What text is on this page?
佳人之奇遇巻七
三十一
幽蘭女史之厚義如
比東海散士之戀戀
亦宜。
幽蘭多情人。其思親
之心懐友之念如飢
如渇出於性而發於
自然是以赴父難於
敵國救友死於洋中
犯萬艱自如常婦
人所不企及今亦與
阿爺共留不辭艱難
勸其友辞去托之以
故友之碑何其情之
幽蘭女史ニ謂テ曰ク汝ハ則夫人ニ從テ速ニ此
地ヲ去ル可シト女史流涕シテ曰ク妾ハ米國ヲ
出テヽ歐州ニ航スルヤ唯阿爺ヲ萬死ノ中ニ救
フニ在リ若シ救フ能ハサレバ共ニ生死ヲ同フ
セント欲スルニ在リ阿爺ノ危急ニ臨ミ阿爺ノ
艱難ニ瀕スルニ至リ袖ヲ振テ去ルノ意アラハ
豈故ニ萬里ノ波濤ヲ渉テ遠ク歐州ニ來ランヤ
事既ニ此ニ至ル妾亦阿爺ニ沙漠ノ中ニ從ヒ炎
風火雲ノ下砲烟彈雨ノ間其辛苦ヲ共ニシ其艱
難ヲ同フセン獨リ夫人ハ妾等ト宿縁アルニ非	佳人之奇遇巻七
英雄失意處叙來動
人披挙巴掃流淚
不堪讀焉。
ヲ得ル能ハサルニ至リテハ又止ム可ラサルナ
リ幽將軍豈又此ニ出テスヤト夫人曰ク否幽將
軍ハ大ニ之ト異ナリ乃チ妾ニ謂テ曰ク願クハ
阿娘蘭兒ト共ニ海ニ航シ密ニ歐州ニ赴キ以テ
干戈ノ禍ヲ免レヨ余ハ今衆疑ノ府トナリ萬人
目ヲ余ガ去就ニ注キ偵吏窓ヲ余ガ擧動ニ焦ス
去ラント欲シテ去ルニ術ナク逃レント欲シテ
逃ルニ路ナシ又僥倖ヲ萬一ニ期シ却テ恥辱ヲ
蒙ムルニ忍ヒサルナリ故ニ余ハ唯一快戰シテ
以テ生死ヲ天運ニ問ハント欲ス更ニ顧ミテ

____

#### JOB
Write the material out again word for word.

#### ANSWER
What text is on this page?
佳人之奇遇巻七
三十一
幽蘭女史之厚義如
比東海散士之戀戀
亦宜。
幽蘭多情人。其思親
之心懐友之念如飢
如渇出於性而發於
自然是以赴父難於
敵國救友死於洋中
犯萬艱自如常婦
人所不企及今亦與
阿爺共留不辭艱難
勸其友辞去托之以
故友之碑何其情之
幽蘭女史ニ謂テ曰ク汝ハ則夫人ニ從テ速ニ此
地ヲ去ル可シト女史流涕シテ曰ク妾ハ米國ヲ
出テヽ歐州ニ航スルヤ唯阿爺ヲ萬死ノ中ニ救
フニ在リ若シ救フ能ハサレバ共ニ生死ヲ同フ
セント欲スルニ在リ阿爺ノ危急ニ臨ミ阿爺ノ
艱難ニ瀕スルニ至リ袖ヲ振テ去ルノ意アラハ
豈故ニ萬里ノ波濤ヲ渉テ遠ク歐州ニ來ランヤ
事既ニ此ニ至ル妾亦阿爺ニ沙漠ノ中ニ從ヒ炎
風火雲ノ下砲烟彈雨ノ間其辛苦ヲ共ニシ其艱
難ヲ同フセン獨リ夫人ハ妾等ト宿縁アルニ非	佳人之奇遇巻七
英雄失意處叙來動
人披挙巴掃流淚
不堪讀焉。
ヲ得ル能ハサルニ至リテハ又止ム可ラサルナ
リ幽將軍豈又此ニ出テスヤト夫人曰ク否幽將
軍ハ大ニ之ト異ナリ乃チ妾ニ謂テ曰ク願クハ
阿娘蘭兒ト共ニ海ニ航シ密ニ歐州ニ赴キ以テ
干戈ノ禍ヲ免レヨ余ハ今衆疑ノ府トナリ萬人
目ヲ余ガ去就ニ注キ偵吏窓ヲ余ガ擧動ニ焦ス
去ラント欲シテ去ルニ術ナク逃レント欲シテ
逃ルニ路ナシ又僥倖ヲ萬一ニ期シ却テ恥辱ヲ
蒙ムルニ忍ヒサルナリ故ニ余ハ唯一快戰シテ
以テ生死ヲ天運ニ問ハント欲ス更ニ顧ミテ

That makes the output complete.